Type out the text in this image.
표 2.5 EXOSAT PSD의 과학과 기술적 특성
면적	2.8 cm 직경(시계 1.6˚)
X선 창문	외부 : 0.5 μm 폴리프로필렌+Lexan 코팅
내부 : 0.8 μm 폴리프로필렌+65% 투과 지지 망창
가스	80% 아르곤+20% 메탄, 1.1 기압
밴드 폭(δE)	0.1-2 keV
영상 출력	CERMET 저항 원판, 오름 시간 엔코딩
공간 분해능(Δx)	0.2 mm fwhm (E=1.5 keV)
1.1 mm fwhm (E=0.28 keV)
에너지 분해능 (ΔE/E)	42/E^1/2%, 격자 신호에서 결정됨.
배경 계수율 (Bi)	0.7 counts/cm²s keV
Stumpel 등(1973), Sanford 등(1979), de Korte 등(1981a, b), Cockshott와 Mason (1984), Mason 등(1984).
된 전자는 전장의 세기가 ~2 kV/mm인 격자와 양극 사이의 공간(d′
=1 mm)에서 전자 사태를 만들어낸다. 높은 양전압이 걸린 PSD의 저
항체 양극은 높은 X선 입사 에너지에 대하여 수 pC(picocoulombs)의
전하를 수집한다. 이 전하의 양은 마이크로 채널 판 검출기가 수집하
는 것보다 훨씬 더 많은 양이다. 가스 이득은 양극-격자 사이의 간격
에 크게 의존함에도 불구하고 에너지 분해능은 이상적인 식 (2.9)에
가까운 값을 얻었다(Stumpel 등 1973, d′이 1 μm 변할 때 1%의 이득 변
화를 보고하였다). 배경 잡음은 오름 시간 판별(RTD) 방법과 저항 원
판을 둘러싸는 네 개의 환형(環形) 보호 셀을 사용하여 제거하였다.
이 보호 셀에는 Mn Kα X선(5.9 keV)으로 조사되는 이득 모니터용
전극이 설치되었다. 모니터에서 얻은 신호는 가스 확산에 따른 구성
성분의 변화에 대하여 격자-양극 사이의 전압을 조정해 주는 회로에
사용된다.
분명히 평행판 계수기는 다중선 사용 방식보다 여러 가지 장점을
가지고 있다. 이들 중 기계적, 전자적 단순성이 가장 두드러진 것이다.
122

=-=-=-=-=

Select all lines in the listing that include the word "fwhm".

*OUTPUT OF THE TASK*.
공간 분해능(Δx)	0.2 mm fwhm (E=1.5 keV)
1.1 mm fwhm (E=0.28 keV)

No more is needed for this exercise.